_TASK REQUIREMENTS_
Output all of the data below exactly as given.

_EXCERPTED RECORDS_
-- Start --

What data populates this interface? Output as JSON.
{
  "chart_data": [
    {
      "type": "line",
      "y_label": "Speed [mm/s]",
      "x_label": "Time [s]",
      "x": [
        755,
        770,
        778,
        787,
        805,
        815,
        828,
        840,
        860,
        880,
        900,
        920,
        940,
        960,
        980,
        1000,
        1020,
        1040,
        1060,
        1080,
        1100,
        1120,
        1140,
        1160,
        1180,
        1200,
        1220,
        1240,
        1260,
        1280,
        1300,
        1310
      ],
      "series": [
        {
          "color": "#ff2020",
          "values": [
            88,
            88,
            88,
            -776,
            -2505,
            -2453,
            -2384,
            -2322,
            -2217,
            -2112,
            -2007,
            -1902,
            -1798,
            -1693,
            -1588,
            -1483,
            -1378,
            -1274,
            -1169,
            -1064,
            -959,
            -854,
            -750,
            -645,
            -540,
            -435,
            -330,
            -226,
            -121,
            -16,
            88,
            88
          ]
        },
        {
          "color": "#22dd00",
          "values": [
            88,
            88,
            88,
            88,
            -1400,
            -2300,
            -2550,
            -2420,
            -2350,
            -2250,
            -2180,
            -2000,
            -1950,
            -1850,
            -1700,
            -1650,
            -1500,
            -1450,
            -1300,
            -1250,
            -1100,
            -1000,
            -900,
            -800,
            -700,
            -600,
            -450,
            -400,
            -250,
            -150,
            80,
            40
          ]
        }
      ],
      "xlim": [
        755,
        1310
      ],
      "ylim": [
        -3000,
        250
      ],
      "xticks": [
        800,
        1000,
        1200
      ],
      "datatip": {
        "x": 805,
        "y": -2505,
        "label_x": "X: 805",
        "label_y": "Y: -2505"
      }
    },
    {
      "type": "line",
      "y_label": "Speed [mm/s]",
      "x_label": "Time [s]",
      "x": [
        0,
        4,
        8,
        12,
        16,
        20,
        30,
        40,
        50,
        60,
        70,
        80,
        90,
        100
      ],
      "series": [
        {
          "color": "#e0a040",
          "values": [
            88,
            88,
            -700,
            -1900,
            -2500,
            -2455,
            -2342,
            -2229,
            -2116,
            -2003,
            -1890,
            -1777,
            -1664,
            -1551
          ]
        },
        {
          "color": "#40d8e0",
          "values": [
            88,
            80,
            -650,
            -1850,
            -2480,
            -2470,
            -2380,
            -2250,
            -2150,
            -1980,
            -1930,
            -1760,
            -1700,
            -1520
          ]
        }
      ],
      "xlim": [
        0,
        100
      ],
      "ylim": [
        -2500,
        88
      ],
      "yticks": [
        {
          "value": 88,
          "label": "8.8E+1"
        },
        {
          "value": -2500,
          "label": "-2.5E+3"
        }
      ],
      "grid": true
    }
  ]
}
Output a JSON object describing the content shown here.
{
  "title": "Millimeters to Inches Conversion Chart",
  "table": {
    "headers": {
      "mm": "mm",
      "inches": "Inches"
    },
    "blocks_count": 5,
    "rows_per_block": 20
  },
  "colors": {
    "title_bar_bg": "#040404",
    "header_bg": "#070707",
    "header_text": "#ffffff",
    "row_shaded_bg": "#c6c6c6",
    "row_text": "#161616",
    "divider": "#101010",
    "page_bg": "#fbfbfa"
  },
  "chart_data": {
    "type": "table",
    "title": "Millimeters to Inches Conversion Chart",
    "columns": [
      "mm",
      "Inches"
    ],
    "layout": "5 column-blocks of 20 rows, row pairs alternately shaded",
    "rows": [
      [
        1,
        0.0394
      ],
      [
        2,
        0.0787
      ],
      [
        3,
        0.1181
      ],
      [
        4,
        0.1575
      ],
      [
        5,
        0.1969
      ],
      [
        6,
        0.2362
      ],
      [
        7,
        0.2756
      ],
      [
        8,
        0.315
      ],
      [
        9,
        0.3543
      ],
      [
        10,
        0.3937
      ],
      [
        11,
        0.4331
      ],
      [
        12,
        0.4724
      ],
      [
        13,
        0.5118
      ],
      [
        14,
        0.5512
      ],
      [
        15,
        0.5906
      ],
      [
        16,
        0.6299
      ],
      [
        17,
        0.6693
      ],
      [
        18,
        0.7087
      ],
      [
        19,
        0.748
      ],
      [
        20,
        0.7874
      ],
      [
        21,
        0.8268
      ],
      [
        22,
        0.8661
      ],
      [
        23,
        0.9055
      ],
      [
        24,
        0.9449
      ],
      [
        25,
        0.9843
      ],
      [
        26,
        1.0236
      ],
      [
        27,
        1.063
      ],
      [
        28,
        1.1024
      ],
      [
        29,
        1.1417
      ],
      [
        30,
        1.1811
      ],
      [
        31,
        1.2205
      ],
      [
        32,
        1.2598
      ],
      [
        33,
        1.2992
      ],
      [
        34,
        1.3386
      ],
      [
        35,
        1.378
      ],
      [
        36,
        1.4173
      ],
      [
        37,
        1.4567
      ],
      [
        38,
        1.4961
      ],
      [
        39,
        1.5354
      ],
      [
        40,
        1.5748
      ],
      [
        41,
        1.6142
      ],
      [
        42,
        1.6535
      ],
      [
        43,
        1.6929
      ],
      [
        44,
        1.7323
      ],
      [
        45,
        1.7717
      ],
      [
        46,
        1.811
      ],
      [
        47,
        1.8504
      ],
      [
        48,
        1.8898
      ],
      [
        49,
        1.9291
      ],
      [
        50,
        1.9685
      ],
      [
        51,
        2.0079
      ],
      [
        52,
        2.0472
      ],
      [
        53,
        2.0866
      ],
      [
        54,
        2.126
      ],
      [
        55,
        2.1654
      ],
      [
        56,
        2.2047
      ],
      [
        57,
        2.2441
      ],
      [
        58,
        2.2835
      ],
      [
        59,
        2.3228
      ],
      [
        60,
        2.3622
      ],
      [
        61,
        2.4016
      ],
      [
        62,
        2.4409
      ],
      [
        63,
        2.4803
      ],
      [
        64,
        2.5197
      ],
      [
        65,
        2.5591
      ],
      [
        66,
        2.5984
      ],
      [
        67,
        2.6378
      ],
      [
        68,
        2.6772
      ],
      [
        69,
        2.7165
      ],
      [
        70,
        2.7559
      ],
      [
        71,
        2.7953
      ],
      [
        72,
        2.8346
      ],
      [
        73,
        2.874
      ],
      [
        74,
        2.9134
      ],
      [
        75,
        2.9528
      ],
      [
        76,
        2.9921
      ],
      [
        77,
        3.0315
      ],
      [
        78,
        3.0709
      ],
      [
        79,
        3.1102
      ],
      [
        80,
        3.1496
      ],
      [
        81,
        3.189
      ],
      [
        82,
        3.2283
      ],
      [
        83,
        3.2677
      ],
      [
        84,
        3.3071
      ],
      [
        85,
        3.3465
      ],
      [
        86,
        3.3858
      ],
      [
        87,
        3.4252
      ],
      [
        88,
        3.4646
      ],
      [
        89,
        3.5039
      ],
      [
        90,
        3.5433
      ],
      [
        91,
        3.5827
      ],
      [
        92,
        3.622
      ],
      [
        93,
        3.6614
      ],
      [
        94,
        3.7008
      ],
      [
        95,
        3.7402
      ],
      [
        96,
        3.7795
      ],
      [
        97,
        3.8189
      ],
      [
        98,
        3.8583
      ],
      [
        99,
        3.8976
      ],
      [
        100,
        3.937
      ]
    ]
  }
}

-- End --

_RESULT OF THE TASK_
What data populates this interface? Output as JSON.
{
  "chart_data": [
    {
      "type": "line",
      "y_label": "Speed [mm/s]",
      "x_label": "Time [s]",
      "x": [
        755,
        770,
        778,
        787,
        805,
        815,
        828,
        840,
        860,
        880,
        900,
        920,
        940,
        960,
        980,
        1000,
        1020,
        1040,
        1060,
        1080,
        1100,
        1120,
        1140,
        1160,
        1180,
        1200,
        1220,
        1240,
        1260,
        1280,
        1300,
        1310
      ],
      "series": [
        {
          "color": "#ff2020",
          "values": [
            88,
            88,
            88,
            -776,
            -2505,
            -2453,
            -2384,
            -2322,
            -2217,
            -2112,
            -2007,
            -1902,
            -1798,
            -1693,
            -1588,
            -1483,
            -1378,
            -1274,
            -1169,
            -1064,
            -959,
            -854,
            -750,
            -645,
            -540,
            -435,
            -330,
            -226,
            -121,
            -16,
            88,
            88
          ]
        },
        {
          "color": "#22dd00",
          "values": [
            88,
            88,
            88,
            88,
            -1400,
            -2300,
            -2550,
            -2420,
            -2350,
            -2250,
            -2180,
            -2000,
            -1950,
            -1850,
            -1700,
            -1650,
            -1500,
            -1450,
            -1300,
            -1250,
            -1100,
            -1000,
            -900,
            -800,
            -700,
            -600,
            -450,
            -400,
            -250,
            -150,
            80,
            40
          ]
        }
      ],
      "xlim": [
        755,
        1310
      ],
      "ylim": [
        -3000,
        250
      ],
      "xticks": [
        800,
        1000,
        1200
      ],
      "datatip": {
        "x": 805,
        "y": -2505,
        "label_x": "X: 805",
        "label_y": "Y: -2505"
      }
    },
    {
      "type": "line",
      "y_label": "Speed [mm/s]",
      "x_label": "Time [s]",
      "x": [
        0,
        4,
        8,
        12,
        16,
        20,
        30,
        40,
        50,
        60,
        70,
        80,
        90,
        100
      ],
      "series": [
        {
          "color": "#e0a040",
          "values": [
            88,
            88,
            -700,
            -1900,
            -2500,
            -2455,
            -2342,
            -2229,
            -2116,
            -2003,
            -1890,
            -1777,
            -1664,
            -1551
          ]
        },
        {
          "color": "#40d8e0",
          "values": [
            88,
            80,
            -650,
            -1850,
            -2480,
            -2470,
            -2380,
            -2250,
            -2150,
            -1980,
            -1930,
            -1760,
            -1700,
            -1520
          ]
        }
      ],
      "xlim": [
        0,
        100
      ],
      "ylim": [
        -2500,
        88
      ],
      "yticks": [
        {
          "value": 88,
          "label": "8.8E+1"
        },
        {
          "value": -2500,
          "label": "-2.5E+3"
        }
      ],
      "grid": true
    }
  ]
}
Output a JSON object describing the content shown here.
{
  "title": "Millimeters to Inches Conversion Chart",
  "table": {
    "headers": {
      "mm": "mm",
      "inches": "Inches"
    },
    "blocks_count": 5,
    "rows_per_block": 20
  },
  "colors": {
    "title_bar_bg": "#040404",
    "header_bg": "#070707",
    "header_text": "#ffffff",
    "row_shaded_bg": "#c6c6c6",
    "row_text": "#161616",
    "divider": "#101010",
    "page_bg": "#fbfbfa"
  },
  "chart_data": {
    "type": "table",
    "title": "Millimeters to Inches Conversion Chart",
    "columns": [
      "mm",
      "Inches"
    ],
    "layout": "5 column-blocks of 20 rows, row pairs alternately shaded",
    "rows": [
      [
        1,
        0.0394
      ],
      [
        2,
        0.0787
      ],
      [
        3,
        0.1181
      ],
      [
        4,
        0.1575
      ],
      [
        5,
        0.1969
      ],
      [
        6,
        0.2362
      ],
      [
        7,
        0.2756
      ],
      [
        8,
        0.315
      ],
      [
        9,
        0.3543
      ],
      [
        10,
        0.3937
      ],
      [
        11,
        0.4331
      ],
      [
        12,
        0.4724
      ],
      [
        13,
        0.5118
      ],
      [
        14,
        0.5512
      ],
      [
        15,
        0.5906
      ],
      [
        16,
        0.6299
      ],
      [
        17,
        0.6693
      ],
      [
        18,
        0.7087
      ],
      [
        19,
        0.748
      ],
      [
        20,
        0.7874
      ],
      [
        21,
        0.8268
      ],
      [
        22,
        0.8661
      ],
      [
        23,
        0.9055
      ],
      [
        24,
        0.9449
      ],
      [
        25,
        0.9843
      ],
      [
        26,
        1.0236
      ],
      [
        27,
        1.063
      ],
      [
        28,
        1.1024
      ],
      [
        29,
        1.1417
      ],
      [
        30,
        1.1811
      ],
      [
        31,
        1.2205
      ],
      [
        32,
        1.2598
      ],
      [
        33,
        1.2992
      ],
      [
        34,
        1.3386
      ],
      [
        35,
        1.378
      ],
      [
        36,
        1.4173
      ],
      [
        37,
        1.4567
      ],
      [
        38,
        1.4961
      ],
      [
        39,
        1.5354
      ],
      [
        40,
        1.5748
      ],
      [
        41,
        1.6142
      ],
      [
        42,
        1.6535
      ],
      [
        43,
        1.6929
      ],
      [
        44,
        1.7323
      ],
      [
        45,
        1.7717
      ],
      [
        46,
        1.811
      ],
      [
        47,
        1.8504
      ],
      [
        48,
        1.8898
      ],
      [
        49,
        1.9291
      ],
      [
        50,
        1.9685
      ],
      [
        51,
        2.0079
      ],
      [
        52,
        2.0472
      ],
      [
        53,
        2.0866
      ],
      [
        54,
        2.126
      ],
      [
        55,
        2.1654
      ],
      [
        56,
        2.2047
      ],
      [
        57,
        2.2441
      ],
      [
        58,
        2.2835
      ],
      [
        59,
        2.3228
      ],
      [
        60,
        2.3622
      ],
      [
        61,
        2.4016
      ],
      [
        62,
        2.4409
      ],
      [
        63,
        2.4803
      ],
      [
        64,
        2.5197
      ],
      [
        65,
        2.5591
      ],
      [
        66,
        2.5984
      ],
      [
        67,
        2.6378
      ],
      [
        68,
        2.6772
      ],
      [
        69,
        2.7165
      ],
      [
        70,
        2.7559
      ],
      [
        71,
        2.7953
      ],
      [
        72,
        2.8346
      ],
      [
        73,
        2.874
      ],
      [
        74,
        2.9134
      ],
      [
        75,
        2.9528
      ],
      [
        76,
        2.9921
      ],
      [
        77,
        3.0315
      ],
      [
        78,
        3.0709
      ],
      [
        79,
        3.1102
      ],
      [
        80,
        3.1496
      ],
      [
        81,
        3.189
      ],
      [
        82,
        3.2283
      ],
      [
        83,
        3.2677
      ],
      [
        84,
        3.3071
      ],
      [
        85,
        3.3465
      ],
      [
        86,
        3.3858
      ],
      [
        87,
        3.4252
      ],
      [
        88,
        3.4646
      ],
      [
        89,
        3.5039
      ],
      [
        90,
        3.5433
      ],
      [
        91,
        3.5827
      ],
      [
        92,
        3.622
      ],
      [
        93,
        3.6614
      ],
      [
        94,
        3.7008
      ],
      [
        95,
        3.7402
      ],
      [
        96,
        3.7795
      ],
      [
        97,
        3.8189
      ],
      [
        98,
        3.8583
      ],
      [
        99,
        3.8976
      ],
      [
        100,
        3.937
      ]
    ]
  }
}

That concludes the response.